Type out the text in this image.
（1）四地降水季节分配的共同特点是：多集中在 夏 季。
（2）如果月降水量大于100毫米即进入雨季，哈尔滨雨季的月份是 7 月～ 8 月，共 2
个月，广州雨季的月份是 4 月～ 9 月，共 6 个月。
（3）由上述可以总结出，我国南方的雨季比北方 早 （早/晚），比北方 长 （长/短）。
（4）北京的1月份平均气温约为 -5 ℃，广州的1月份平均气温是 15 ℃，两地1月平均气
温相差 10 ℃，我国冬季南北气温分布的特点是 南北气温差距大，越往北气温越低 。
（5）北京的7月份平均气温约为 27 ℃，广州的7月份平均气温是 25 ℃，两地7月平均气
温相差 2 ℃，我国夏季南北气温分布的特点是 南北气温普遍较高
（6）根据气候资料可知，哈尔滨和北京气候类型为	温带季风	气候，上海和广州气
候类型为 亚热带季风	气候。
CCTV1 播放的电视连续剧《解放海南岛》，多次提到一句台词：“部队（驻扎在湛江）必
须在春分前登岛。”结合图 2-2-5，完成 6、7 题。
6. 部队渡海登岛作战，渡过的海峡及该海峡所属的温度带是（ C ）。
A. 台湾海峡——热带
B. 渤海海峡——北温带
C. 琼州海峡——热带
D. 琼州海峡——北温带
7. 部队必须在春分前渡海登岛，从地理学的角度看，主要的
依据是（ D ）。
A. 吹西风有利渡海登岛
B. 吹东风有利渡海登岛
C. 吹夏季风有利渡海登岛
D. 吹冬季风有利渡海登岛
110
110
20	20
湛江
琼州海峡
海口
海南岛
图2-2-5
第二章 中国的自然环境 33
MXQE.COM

TASK PROMPT: Reproduce the full listing above, character for character.

COMPLETE RESPONSE:
Type out the text in this image.
（1）四地降水季节分配的共同特点是：多集中在 夏 季。
（2）如果月降水量大于100毫米即进入雨季，哈尔滨雨季的月份是 7 月～ 8 月，共 2
个月，广州雨季的月份是 4 月～ 9 月，共 6 个月。
（3）由上述可以总结出，我国南方的雨季比北方 早 （早/晚），比北方 长 （长/短）。
（4）北京的1月份平均气温约为 -5 ℃，广州的1月份平均气温是 15 ℃，两地1月平均气
温相差 10 ℃，我国冬季南北气温分布的特点是 南北气温差距大，越往北气温越低 。
（5）北京的7月份平均气温约为 27 ℃，广州的7月份平均气温是 25 ℃，两地7月平均气
温相差 2 ℃，我国夏季南北气温分布的特点是 南北气温普遍较高
（6）根据气候资料可知，哈尔滨和北京气候类型为	温带季风	气候，上海和广州气
候类型为 亚热带季风	气候。
CCTV1 播放的电视连续剧《解放海南岛》，多次提到一句台词：“部队（驻扎在湛江）必
须在春分前登岛。”结合图 2-2-5，完成 6、7 题。
6. 部队渡海登岛作战，渡过的海峡及该海峡所属的温度带是（ C ）。
A. 台湾海峡——热带
B. 渤海海峡——北温带
C. 琼州海峡——热带
D. 琼州海峡——北温带
7. 部队必须在春分前渡海登岛，从地理学的角度看，主要的
依据是（ D ）。
A. 吹西风有利渡海登岛
B. 吹东风有利渡海登岛
C. 吹夏季风有利渡海登岛
D. 吹冬季风有利渡海登岛
110
110
20	20
湛江
琼州海峡
海口
海南岛
图2-2-5
第二章 中国的自然环境 33
MXQE.COM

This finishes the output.